## Work to do:
Turn the entries, from their first line up to and including the line with "charge for… xyxy=(152,840,970,865)", into a Markdown table with the columns Row and Line. Number each line and leave out blank lines.

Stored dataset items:
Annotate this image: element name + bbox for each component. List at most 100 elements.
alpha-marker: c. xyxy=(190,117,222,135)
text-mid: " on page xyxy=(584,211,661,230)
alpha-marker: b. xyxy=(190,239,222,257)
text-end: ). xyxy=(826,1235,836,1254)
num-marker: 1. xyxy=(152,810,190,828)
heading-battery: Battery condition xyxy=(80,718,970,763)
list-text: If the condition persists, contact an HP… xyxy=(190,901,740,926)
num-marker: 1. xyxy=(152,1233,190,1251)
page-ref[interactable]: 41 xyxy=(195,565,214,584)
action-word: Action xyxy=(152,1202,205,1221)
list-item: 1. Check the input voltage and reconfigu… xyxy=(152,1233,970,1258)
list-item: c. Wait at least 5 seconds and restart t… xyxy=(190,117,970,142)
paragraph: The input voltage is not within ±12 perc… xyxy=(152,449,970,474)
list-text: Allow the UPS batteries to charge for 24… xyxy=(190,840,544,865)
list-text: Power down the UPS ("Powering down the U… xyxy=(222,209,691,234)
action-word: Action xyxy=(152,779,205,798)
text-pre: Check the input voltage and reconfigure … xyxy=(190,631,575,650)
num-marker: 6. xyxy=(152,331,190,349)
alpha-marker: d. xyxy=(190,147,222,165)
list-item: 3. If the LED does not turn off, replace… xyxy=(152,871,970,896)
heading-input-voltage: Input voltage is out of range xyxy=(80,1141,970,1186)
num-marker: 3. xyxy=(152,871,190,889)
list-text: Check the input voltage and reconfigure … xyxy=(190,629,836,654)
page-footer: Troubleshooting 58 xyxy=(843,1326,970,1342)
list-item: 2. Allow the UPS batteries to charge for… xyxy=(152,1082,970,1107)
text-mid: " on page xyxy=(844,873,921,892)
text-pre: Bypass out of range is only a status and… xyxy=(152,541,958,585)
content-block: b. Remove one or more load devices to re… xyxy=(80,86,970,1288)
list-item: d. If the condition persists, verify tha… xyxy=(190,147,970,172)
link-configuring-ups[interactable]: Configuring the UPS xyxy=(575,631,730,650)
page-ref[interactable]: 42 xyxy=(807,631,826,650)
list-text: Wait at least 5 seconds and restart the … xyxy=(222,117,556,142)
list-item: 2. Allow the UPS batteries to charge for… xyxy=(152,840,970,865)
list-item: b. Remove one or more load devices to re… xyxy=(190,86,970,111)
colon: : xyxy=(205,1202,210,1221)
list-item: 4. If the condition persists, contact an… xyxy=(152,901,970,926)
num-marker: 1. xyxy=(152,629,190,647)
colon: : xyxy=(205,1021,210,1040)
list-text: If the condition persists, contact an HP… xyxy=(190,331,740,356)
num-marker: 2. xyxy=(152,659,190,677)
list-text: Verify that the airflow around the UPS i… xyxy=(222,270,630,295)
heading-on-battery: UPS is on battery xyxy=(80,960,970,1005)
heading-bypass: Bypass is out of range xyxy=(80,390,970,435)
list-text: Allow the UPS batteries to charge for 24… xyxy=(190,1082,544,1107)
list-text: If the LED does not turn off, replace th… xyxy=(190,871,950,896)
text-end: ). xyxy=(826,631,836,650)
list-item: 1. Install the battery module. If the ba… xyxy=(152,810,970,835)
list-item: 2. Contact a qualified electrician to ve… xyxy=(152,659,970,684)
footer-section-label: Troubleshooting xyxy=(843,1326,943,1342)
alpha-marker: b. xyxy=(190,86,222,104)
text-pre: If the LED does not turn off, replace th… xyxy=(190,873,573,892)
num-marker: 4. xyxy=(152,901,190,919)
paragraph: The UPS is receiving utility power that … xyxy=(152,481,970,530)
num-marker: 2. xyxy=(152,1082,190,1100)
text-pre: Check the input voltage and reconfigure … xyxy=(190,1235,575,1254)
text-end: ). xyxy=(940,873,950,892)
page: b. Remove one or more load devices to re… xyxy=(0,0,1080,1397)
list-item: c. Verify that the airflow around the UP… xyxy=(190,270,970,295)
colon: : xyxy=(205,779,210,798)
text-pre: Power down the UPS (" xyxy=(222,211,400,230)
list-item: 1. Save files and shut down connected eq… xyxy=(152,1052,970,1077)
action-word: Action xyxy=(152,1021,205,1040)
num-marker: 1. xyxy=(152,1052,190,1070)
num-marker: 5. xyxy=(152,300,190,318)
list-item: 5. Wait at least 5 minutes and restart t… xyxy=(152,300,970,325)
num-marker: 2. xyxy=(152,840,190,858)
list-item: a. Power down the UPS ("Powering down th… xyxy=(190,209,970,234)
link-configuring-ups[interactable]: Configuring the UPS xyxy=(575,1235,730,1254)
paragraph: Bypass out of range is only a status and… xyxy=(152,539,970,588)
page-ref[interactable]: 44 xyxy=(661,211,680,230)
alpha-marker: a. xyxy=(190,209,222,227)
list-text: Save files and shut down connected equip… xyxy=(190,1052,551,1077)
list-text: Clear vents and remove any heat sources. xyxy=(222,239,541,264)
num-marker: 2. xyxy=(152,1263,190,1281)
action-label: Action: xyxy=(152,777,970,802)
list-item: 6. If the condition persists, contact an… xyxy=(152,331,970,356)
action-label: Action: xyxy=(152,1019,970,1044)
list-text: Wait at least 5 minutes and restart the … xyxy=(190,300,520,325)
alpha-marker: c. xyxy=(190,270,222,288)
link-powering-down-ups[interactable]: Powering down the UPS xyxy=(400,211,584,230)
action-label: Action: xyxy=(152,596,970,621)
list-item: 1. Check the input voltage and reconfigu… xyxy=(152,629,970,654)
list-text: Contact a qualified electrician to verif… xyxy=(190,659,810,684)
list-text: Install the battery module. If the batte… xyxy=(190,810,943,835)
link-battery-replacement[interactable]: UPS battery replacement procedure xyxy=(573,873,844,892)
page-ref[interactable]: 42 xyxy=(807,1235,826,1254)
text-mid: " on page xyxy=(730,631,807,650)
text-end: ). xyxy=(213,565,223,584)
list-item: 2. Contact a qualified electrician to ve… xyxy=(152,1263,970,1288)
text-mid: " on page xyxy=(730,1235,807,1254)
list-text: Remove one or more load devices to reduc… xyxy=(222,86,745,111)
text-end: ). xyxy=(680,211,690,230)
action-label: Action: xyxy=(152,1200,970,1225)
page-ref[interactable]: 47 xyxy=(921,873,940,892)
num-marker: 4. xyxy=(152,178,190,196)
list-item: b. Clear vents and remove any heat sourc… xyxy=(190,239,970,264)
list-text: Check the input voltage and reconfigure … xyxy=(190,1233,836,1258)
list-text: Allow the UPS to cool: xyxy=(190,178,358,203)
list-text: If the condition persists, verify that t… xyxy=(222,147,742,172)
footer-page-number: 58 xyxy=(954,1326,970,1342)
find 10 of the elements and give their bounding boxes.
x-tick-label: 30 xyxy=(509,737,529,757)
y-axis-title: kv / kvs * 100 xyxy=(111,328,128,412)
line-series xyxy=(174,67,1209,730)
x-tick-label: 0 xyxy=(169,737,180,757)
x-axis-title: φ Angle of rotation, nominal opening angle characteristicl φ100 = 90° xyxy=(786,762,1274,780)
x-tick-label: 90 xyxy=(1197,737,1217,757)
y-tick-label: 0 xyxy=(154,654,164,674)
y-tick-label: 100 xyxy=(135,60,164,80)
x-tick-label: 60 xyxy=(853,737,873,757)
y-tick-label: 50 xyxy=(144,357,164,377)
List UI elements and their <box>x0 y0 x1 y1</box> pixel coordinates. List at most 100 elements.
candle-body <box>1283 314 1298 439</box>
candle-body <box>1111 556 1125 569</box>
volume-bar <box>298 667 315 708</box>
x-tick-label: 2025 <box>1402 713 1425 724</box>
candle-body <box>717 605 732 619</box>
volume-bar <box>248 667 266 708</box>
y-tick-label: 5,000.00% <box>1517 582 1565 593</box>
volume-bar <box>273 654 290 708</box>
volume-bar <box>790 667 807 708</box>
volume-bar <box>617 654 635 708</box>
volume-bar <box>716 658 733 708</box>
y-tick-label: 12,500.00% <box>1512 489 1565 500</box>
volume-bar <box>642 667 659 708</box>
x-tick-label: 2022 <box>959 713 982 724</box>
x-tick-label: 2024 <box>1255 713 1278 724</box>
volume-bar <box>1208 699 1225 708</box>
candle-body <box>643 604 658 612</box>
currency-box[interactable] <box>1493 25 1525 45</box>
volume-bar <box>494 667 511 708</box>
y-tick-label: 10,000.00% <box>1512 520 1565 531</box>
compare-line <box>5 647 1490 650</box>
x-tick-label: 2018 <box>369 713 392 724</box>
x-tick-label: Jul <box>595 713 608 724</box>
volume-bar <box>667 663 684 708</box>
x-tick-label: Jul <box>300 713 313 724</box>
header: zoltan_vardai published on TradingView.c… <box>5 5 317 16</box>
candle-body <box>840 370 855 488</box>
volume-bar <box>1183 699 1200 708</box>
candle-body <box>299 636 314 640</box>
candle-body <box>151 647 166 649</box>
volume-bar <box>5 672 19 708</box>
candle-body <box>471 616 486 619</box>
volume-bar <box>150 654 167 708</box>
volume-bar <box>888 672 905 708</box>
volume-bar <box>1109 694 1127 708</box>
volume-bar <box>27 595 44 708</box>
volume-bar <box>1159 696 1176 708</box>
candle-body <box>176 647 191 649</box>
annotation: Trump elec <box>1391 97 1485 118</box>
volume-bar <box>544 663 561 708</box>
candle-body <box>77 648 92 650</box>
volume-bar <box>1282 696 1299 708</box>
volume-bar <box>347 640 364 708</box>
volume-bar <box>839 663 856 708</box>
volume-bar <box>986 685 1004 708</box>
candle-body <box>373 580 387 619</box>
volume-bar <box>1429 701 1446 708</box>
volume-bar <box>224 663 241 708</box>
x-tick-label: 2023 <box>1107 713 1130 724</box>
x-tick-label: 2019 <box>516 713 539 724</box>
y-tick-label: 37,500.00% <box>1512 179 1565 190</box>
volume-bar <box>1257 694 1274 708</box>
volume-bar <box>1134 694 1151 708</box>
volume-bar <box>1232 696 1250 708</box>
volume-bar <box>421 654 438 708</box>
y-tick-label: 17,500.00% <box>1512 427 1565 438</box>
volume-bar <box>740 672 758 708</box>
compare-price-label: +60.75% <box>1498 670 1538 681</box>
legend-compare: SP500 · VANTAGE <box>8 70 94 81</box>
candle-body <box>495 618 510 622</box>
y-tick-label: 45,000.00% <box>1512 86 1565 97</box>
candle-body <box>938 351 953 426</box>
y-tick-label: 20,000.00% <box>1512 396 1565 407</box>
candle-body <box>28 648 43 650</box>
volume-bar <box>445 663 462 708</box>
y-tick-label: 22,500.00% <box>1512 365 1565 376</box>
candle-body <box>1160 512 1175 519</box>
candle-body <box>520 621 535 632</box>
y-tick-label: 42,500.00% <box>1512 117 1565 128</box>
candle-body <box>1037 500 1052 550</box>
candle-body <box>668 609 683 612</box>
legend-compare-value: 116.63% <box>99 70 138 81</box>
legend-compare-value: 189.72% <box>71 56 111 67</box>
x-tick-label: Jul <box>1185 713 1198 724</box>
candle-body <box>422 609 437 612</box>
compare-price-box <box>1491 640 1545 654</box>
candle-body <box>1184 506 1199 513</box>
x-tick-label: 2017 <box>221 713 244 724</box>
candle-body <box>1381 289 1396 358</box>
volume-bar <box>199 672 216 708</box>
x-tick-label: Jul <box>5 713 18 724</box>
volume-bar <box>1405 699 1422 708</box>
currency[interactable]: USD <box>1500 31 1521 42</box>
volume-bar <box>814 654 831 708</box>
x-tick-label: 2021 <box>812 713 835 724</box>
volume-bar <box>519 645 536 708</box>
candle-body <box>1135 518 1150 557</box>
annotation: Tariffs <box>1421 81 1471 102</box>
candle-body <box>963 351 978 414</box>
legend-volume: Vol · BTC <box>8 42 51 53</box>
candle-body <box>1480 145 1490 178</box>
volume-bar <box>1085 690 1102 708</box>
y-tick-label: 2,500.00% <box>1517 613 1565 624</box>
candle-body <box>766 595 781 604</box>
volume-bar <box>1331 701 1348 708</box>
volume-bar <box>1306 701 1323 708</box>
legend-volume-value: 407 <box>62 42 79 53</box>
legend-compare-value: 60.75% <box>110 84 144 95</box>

## Task output:
| Row | Line |
|---|---|
| 1 | Annotate this image: element name + bbox for each component. List at most 100 elements. |
| 2 | alpha-marker: c. xyxy=(190,117,222,135) |
| 3 | text-mid: " on page xyxy=(584,211,661,230) |
| 4 | alpha-marker: b. xyxy=(190,239,222,257) |
| 5 | text-end: ). xyxy=(826,1235,836,1254) |
| 6 | num-marker: 1. xyxy=(152,810,190,828) |
| 7 | heading-battery: Battery condition xyxy=(80,718,970,763) |
| 8 | list-text: If the condition persists, contact an HP… xyxy=(190,901,740,926) |
| 9 | num-marker: 1. xyxy=(152,1233,190,1251) |
| 10 | page-ref[interactable]: 41 xyxy=(195,565,214,584) |
| 11 | action-word: Action xyxy=(152,1202,205,1221) |
| 12 | list-item: 1. Check the input voltage and reconfigu… xyxy=(152,1233,970,1258) |
| 13 | list-item: c. Wait at least 5 seconds and restart t… xyxy=(190,117,970,142) |
| 14 | paragraph: The input voltage is not within ±12 perc… xyxy=(152,449,970,474) |
| 15 | list-text: Allow the UPS batteries to charge for 24… xyxy=(190,840,544,865) |
| 16 | list-text: Power down the UPS ("Powering down the U… xyxy=(222,209,691,234) |
| 17 | action-word: Action xyxy=(152,779,205,798) |
| 18 | text-pre: Check the input voltage and reconfigure … xyxy=(190,631,575,650) |
| 19 | num-marker: 6. xyxy=(152,331,190,349) |
| 20 | alpha-marker: d. xyxy=(190,147,222,165) |
| 21 | list-item: 3. If the LED does not turn off, replace… xyxy=(152,871,970,896) |
| 22 | heading-input-voltage: Input voltage is out of range xyxy=(80,1141,970,1186) |
| 23 | num-marker: 3. xyxy=(152,871,190,889) |
| 24 | list-text: Check the input voltage and reconfigure … xyxy=(190,629,836,654) |
| 25 | page-footer: Troubleshooting 58 xyxy=(843,1326,970,1342) |
| 26 | list-item: 2. Allow the UPS batteries to charge for… xyxy=(152,1082,970,1107) |
| 27 | text-mid: " on page xyxy=(844,873,921,892) |
| 28 | text-pre: Bypass out of range is only a status and… xyxy=(152,541,958,585) |
| 29 | content-block: b. Remove one or more load devices to re… xyxy=(80,86,970,1288) |
| 30 | list-item: d. If the condition persists, verify tha… xyxy=(190,147,970,172) |
| 31 | link-configuring-ups[interactable]: Configuring the UPS xyxy=(575,631,730,650) |
| 32 | page-ref[interactable]: 42 xyxy=(807,631,826,650) |
| 33 | list-text: Wait at least 5 seconds and restart the … xyxy=(222,117,556,142) |
| 34 | list-item: 2. Allow the UPS batteries to charge for… xyxy=(152,840,970,865) |